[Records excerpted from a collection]
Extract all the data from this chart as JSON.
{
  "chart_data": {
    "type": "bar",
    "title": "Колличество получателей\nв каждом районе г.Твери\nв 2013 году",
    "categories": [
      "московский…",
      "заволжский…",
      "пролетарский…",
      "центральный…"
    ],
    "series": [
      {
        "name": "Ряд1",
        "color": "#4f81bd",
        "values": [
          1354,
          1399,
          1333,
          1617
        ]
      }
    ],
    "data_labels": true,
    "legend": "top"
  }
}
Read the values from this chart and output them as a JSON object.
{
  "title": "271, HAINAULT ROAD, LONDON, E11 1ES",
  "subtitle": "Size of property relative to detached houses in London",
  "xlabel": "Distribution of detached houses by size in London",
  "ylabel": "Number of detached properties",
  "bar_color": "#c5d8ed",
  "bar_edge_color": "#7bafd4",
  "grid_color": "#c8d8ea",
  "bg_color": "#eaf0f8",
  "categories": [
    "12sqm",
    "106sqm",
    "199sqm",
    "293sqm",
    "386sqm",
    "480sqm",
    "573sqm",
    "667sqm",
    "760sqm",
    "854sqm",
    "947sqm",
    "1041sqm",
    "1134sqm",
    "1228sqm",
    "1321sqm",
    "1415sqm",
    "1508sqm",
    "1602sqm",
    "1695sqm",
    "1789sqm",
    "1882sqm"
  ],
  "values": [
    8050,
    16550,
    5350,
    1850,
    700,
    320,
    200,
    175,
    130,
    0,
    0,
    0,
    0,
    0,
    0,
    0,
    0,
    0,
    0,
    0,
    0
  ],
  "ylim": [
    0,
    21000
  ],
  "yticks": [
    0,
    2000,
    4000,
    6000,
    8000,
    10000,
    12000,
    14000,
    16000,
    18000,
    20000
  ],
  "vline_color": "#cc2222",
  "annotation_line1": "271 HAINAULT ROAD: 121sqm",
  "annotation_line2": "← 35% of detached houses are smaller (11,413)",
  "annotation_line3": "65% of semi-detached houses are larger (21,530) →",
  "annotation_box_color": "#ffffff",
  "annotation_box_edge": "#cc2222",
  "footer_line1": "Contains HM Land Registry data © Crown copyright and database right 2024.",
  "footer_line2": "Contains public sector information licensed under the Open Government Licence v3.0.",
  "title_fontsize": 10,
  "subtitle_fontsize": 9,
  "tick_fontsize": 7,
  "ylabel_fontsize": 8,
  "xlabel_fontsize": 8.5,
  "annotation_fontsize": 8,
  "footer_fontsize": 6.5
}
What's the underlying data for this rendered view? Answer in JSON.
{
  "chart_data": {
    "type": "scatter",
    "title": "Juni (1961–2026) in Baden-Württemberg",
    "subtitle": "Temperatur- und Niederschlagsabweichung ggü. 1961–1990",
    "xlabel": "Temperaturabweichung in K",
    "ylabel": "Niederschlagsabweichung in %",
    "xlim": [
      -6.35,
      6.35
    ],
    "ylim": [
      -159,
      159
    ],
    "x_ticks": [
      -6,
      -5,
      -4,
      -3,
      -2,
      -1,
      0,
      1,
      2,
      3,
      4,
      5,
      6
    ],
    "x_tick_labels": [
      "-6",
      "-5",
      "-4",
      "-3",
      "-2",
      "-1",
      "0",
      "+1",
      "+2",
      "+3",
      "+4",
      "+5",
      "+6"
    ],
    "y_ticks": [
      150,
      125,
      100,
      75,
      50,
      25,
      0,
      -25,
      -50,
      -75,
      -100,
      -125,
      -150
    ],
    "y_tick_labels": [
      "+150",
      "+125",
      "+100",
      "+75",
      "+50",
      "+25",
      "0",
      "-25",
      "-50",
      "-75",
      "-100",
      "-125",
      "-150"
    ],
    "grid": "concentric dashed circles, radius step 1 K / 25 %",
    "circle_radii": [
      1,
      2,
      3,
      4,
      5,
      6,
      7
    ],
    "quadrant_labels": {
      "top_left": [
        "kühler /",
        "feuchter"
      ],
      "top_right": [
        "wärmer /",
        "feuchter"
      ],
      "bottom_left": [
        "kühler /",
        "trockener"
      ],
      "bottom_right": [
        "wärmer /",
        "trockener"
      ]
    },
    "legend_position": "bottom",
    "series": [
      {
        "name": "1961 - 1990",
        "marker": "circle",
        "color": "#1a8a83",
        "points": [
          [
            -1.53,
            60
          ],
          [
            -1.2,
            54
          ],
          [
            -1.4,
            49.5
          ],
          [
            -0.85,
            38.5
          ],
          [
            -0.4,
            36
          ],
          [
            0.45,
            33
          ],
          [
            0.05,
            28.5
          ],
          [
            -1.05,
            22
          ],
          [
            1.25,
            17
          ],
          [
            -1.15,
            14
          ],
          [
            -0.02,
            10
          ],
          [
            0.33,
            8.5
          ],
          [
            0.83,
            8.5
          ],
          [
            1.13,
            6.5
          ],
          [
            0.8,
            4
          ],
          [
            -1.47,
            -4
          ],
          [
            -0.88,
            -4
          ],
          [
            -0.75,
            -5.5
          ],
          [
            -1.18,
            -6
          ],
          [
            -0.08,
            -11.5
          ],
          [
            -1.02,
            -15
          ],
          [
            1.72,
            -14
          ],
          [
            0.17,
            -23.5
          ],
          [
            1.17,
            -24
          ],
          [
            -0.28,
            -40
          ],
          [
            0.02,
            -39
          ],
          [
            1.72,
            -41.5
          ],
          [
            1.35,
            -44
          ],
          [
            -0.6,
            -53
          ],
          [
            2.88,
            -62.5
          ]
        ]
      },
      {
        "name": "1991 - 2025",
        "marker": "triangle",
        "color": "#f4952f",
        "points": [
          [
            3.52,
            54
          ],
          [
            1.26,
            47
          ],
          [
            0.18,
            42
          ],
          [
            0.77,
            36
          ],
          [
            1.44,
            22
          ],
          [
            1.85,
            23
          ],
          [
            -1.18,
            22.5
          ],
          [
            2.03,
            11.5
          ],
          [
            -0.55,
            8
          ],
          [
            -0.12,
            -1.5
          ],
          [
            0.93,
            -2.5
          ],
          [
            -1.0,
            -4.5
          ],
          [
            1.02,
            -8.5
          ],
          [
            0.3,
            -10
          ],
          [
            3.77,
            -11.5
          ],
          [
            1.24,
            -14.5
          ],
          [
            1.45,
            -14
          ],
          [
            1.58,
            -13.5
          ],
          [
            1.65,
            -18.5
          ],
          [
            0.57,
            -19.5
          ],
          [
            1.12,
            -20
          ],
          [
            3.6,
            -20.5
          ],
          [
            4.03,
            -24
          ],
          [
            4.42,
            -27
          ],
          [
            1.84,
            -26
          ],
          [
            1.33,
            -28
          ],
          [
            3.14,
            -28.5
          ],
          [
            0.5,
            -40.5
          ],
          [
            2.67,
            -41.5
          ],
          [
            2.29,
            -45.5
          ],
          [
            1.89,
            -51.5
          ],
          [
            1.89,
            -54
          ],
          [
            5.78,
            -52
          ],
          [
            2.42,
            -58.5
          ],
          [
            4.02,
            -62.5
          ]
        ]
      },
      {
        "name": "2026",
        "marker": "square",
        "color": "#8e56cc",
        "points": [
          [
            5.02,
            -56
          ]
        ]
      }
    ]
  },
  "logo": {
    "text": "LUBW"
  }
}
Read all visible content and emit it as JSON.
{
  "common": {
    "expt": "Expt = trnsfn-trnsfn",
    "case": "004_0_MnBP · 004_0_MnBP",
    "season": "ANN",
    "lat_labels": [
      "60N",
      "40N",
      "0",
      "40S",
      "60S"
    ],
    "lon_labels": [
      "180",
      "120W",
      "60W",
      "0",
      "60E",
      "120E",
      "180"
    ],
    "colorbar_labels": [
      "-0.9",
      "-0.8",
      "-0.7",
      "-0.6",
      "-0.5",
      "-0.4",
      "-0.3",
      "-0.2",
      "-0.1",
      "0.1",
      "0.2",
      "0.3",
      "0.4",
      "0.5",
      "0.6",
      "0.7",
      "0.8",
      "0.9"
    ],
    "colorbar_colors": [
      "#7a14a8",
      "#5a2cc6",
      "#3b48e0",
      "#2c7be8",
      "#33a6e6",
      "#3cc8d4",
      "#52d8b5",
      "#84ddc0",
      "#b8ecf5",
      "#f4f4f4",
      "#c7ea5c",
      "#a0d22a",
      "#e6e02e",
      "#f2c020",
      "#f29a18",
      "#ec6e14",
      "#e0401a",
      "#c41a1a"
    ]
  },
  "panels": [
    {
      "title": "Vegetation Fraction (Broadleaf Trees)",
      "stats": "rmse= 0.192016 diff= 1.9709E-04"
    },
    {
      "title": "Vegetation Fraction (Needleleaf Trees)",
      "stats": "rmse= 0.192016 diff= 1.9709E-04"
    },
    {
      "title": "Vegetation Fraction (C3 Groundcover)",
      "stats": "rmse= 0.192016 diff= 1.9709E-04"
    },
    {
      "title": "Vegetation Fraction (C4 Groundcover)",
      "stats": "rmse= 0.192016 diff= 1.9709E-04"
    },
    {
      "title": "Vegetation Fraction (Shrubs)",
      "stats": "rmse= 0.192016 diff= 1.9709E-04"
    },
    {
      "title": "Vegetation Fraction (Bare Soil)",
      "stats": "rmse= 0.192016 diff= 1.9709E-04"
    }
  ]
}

* _Work to complete_:
Scan the material for lines with the word "values", and copy each line you find.

* _Written solution_:
        "values": [
Read the values from this chart and output them as a JSON object.
  "values": [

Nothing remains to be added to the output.